- TO DO
Every line of the material is to be repeated exactly as it stands.

---------- GIVEN RECORDS ----------

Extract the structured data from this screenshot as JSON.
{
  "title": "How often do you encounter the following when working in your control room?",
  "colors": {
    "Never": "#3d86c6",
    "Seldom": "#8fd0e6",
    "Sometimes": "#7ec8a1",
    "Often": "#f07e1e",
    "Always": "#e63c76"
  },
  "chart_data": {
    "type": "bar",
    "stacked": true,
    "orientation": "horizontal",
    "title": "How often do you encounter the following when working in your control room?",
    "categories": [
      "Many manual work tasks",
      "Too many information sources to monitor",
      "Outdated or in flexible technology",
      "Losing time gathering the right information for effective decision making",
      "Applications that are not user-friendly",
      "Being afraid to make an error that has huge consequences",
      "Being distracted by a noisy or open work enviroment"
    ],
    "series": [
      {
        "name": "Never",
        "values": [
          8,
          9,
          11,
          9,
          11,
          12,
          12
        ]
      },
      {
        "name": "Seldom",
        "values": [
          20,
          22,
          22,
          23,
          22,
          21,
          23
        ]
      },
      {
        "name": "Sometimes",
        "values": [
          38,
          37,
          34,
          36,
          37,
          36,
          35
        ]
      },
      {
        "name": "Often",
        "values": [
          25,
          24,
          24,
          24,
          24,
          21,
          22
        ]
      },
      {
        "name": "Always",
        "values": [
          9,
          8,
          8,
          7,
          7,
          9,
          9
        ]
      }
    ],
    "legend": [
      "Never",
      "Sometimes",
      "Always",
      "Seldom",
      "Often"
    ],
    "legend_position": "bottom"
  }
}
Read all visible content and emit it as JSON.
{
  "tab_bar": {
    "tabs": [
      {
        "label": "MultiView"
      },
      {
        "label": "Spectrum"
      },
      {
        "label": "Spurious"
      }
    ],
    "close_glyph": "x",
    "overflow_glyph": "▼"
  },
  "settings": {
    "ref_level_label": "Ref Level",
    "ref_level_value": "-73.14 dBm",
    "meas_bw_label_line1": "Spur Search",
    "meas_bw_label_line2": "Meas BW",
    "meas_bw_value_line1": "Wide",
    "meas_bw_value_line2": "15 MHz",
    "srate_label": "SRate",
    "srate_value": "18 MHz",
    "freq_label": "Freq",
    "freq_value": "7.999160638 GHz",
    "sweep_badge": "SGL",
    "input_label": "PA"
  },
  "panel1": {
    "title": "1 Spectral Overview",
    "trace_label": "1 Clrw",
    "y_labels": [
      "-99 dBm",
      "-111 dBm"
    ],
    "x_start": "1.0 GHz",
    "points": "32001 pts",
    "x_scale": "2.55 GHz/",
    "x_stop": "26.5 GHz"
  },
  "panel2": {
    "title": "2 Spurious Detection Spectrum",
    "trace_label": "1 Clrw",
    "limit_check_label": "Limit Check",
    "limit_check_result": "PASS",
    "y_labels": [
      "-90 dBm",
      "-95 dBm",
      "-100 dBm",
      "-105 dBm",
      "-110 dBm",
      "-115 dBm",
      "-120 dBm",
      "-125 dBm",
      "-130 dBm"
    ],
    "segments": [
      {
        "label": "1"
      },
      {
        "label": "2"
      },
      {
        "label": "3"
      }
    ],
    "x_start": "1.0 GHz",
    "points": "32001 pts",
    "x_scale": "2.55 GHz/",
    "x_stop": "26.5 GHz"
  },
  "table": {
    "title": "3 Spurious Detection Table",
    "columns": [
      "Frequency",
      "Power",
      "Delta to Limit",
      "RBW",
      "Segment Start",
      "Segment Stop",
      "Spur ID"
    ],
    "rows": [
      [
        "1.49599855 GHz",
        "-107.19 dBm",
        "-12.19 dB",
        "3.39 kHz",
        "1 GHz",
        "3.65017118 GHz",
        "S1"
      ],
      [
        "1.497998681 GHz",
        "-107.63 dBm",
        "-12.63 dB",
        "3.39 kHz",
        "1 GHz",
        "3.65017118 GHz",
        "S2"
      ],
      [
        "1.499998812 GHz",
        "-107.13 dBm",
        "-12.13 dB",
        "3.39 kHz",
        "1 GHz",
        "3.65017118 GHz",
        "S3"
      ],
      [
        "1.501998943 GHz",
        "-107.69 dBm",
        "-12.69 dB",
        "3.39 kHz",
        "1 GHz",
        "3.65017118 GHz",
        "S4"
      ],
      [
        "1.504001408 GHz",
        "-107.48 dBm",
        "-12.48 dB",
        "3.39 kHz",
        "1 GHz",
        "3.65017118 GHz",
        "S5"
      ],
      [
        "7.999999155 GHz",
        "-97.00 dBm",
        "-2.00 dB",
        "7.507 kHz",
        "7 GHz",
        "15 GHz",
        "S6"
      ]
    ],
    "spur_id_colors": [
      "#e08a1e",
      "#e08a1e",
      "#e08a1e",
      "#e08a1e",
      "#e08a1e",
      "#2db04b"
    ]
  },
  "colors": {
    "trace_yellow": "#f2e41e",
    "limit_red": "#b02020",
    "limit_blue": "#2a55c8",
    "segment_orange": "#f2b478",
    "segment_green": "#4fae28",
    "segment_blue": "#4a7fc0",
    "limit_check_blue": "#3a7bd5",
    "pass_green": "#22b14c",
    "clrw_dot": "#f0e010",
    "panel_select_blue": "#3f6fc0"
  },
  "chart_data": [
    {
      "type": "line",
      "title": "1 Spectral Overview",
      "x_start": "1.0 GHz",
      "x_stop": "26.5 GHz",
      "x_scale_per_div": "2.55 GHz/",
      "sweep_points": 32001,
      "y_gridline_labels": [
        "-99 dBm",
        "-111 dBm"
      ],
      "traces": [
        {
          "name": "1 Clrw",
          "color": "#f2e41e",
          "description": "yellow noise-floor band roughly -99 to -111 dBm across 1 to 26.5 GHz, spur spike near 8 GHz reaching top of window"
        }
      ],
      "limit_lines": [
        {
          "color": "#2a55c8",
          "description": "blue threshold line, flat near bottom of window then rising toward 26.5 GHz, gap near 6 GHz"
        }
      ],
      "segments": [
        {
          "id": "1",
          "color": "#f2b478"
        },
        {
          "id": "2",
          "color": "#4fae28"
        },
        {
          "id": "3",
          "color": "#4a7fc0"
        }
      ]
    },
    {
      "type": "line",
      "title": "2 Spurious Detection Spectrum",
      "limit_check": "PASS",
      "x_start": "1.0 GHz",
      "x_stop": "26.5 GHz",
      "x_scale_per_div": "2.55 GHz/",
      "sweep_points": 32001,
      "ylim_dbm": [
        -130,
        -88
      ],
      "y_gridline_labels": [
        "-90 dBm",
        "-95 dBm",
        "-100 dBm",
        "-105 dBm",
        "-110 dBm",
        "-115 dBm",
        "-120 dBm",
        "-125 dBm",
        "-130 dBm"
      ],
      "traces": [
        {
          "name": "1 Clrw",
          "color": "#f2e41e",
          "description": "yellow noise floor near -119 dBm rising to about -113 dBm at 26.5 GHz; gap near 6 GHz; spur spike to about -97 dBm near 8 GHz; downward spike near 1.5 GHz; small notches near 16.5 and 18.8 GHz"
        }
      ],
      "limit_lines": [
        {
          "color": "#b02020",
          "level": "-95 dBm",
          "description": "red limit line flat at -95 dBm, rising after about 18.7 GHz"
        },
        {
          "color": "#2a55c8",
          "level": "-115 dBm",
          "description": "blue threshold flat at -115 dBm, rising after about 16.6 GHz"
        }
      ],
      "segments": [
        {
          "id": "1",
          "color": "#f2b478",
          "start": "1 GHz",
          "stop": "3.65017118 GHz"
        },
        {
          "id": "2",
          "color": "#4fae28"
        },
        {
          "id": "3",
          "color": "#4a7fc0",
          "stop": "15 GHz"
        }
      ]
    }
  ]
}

----------

- TASK SOLUTION
Extract the structured data from this screenshot as JSON.
{
  "title": "How often do you encounter the following when working in your control room?",
  "colors": {
    "Never": "#3d86c6",
    "Seldom": "#8fd0e6",
    "Sometimes": "#7ec8a1",
    "Often": "#f07e1e",
    "Always": "#e63c76"
  },
  "chart_data": {
    "type": "bar",
    "stacked": true,
    "orientation": "horizontal",
    "title": "How often do you encounter the following when working in your control room?",
    "categories": [
      "Many manual work tasks",
      "Too many information sources to monitor",
      "Outdated or in flexible technology",
      "Losing time gathering the right information for effective decision making",
      "Applications that are not user-friendly",
      "Being afraid to make an error that has huge consequences",
      "Being distracted by a noisy or open work enviroment"
    ],
    "series": [
      {
        "name": "Never",
        "values": [
          8,
          9,
          11,
          9,
          11,
          12,
          12
        ]
      },
      {
        "name": "Seldom",
        "values": [
          20,
          22,
          22,
          23,
          22,
          21,
          23
        ]
      },
      {
        "name": "Sometimes",
        "values": [
          38,
          37,
          34,
          36,
          37,
          36,
          35
        ]
      },
      {
        "name": "Often",
        "values": [
          25,
          24,
          24,
          24,
          24,
          21,
          22
        ]
      },
      {
        "name": "Always",
        "values": [
          9,
          8,
          8,
          7,
          7,
          9,
          9
        ]
      }
    ],
    "legend": [
      "Never",
      "Sometimes",
      "Always",
      "Seldom",
      "Often"
    ],
    "legend_position": "bottom"
  }
}
Read all visible content and emit it as JSON.
{
  "tab_bar": {
    "tabs": [
      {
        "label": "MultiView"
      },
      {
        "label": "Spectrum"
      },
      {
        "label": "Spurious"
      }
    ],
    "close_glyph": "x",
    "overflow_glyph": "▼"
  },
  "settings": {
    "ref_level_label": "Ref Level",
    "ref_level_value": "-73.14 dBm",
    "meas_bw_label_line1": "Spur Search",
    "meas_bw_label_line2": "Meas BW",
    "meas_bw_value_line1": "Wide",
    "meas_bw_value_line2": "15 MHz",
    "srate_label": "SRate",
    "srate_value": "18 MHz",
    "freq_label": "Freq",
    "freq_value": "7.999160638 GHz",
    "sweep_badge": "SGL",
    "input_label": "PA"
  },
  "panel1": {
    "title": "1 Spectral Overview",
    "trace_label": "1 Clrw",
    "y_labels": [
      "-99 dBm",
      "-111 dBm"
    ],
    "x_start": "1.0 GHz",
    "points": "32001 pts",
    "x_scale": "2.55 GHz/",
    "x_stop": "26.5 GHz"
  },
  "panel2": {
    "title": "2 Spurious Detection Spectrum",
    "trace_label": "1 Clrw",
    "limit_check_label": "Limit Check",
    "limit_check_result": "PASS",
    "y_labels": [
      "-90 dBm",
      "-95 dBm",
      "-100 dBm",
      "-105 dBm",
      "-110 dBm",
      "-115 dBm",
      "-120 dBm",
      "-125 dBm",
      "-130 dBm"
    ],
    "segments": [
      {
        "label": "1"
      },
      {
        "label": "2"
      },
      {
        "label": "3"
      }
    ],
    "x_start": "1.0 GHz",
    "points": "32001 pts",
    "x_scale": "2.55 GHz/",
    "x_stop": "26.5 GHz"
  },
  "table": {
    "title": "3 Spurious Detection Table",
    "columns": [
      "Frequency",
      "Power",
      "Delta to Limit",
      "RBW",
      "Segment Start",
      "Segment Stop",
      "Spur ID"
    ],
    "rows": [
      [
        "1.49599855 GHz",
        "-107.19 dBm",
        "-12.19 dB",
        "3.39 kHz",
        "1 GHz",
        "3.65017118 GHz",
        "S1"
      ],
      [
        "1.497998681 GHz",
        "-107.63 dBm",
        "-12.63 dB",
        "3.39 kHz",
        "1 GHz",
        "3.65017118 GHz",
        "S2"
      ],
      [
        "1.499998812 GHz",
        "-107.13 dBm",
        "-12.13 dB",
        "3.39 kHz",
        "1 GHz",
        "3.65017118 GHz",
        "S3"
      ],
      [
        "1.501998943 GHz",
        "-107.69 dBm",
        "-12.69 dB",
        "3.39 kHz",
        "1 GHz",
        "3.65017118 GHz",
        "S4"
      ],
      [
        "1.504001408 GHz",
        "-107.48 dBm",
        "-12.48 dB",
        "3.39 kHz",
        "1 GHz",
        "3.65017118 GHz",
        "S5"
      ],
      [
        "7.999999155 GHz",
        "-97.00 dBm",
        "-2.00 dB",
        "7.507 kHz",
        "7 GHz",
        "15 GHz",
        "S6"
      ]
    ],
    "spur_id_colors": [
      "#e08a1e",
      "#e08a1e",
      "#e08a1e",
      "#e08a1e",
      "#e08a1e",
      "#2db04b"
    ]
  },
  "colors": {
    "trace_yellow": "#f2e41e",
    "limit_red": "#b02020",
    "limit_blue": "#2a55c8",
    "segment_orange": "#f2b478",
    "segment_green": "#4fae28",
    "segment_blue": "#4a7fc0",
    "limit_check_blue": "#3a7bd5",
    "pass_green": "#22b14c",
    "clrw_dot": "#f0e010",
    "panel_select_blue": "#3f6fc0"
  },
  "chart_data": [
    {
      "type": "line",
      "title": "1 Spectral Overview",
      "x_start": "1.0 GHz",
      "x_stop": "26.5 GHz",
      "x_scale_per_div": "2.55 GHz/",
      "sweep_points": 32001,
      "y_gridline_labels": [
        "-99 dBm",
        "-111 dBm"
      ],
      "traces": [
        {
          "name": "1 Clrw",
          "color": "#f2e41e",
          "description": "yellow noise-floor band roughly -99 to -111 dBm across 1 to 26.5 GHz, spur spike near 8 GHz reaching top of window"
        }
      ],
      "limit_lines": [
        {
          "color": "#2a55c8",
          "description": "blue threshold line, flat near bottom of window then rising toward 26.5 GHz, gap near 6 GHz"
        }
      ],
      "segments": [
        {
          "id": "1",
          "color": "#f2b478"
        },
        {
          "id": "2",
          "color": "#4fae28"
        },
        {
          "id": "3",
          "color": "#4a7fc0"
        }
      ]
    },
    {
      "type": "line",
      "title": "2 Spurious Detection Spectrum",
      "limit_check": "PASS",
      "x_start": "1.0 GHz",
      "x_stop": "26.5 GHz",
      "x_scale_per_div": "2.55 GHz/",
      "sweep_points": 32001,
      "ylim_dbm": [
        -130,
        -88
      ],
      "y_gridline_labels": [
        "-90 dBm",
        "-95 dBm",
        "-100 dBm",
        "-105 dBm",
        "-110 dBm",
        "-115 dBm",
        "-120 dBm",
        "-125 dBm",
        "-130 dBm"
      ],
      "traces": [
        {
          "name": "1 Clrw",
          "color": "#f2e41e",
          "description": "yellow noise floor near -119 dBm rising to about -113 dBm at 26.5 GHz; gap near 6 GHz; spur spike to about -97 dBm near 8 GHz; downward spike near 1.5 GHz; small notches near 16.5 and 18.8 GHz"
        }
      ],
      "limit_lines": [
        {
          "color": "#b02020",
          "level": "-95 dBm",
          "description": "red limit line flat at -95 dBm, rising after about 18.7 GHz"
        },
        {
          "color": "#2a55c8",
          "level": "-115 dBm",
          "description": "blue threshold flat at -115 dBm, rising after about 16.6 GHz"
        }
      ],
      "segments": [
        {
          "id": "1",
          "color": "#f2b478",
          "start": "1 GHz",
          "stop": "3.65017118 GHz"
        },
        {
          "id": "2",
          "color": "#4fae28"
        },
        {
          "id": "3",
          "color": "#4a7fc0",
          "stop": "15 GHz"
        }
      ]
    }
  ]
}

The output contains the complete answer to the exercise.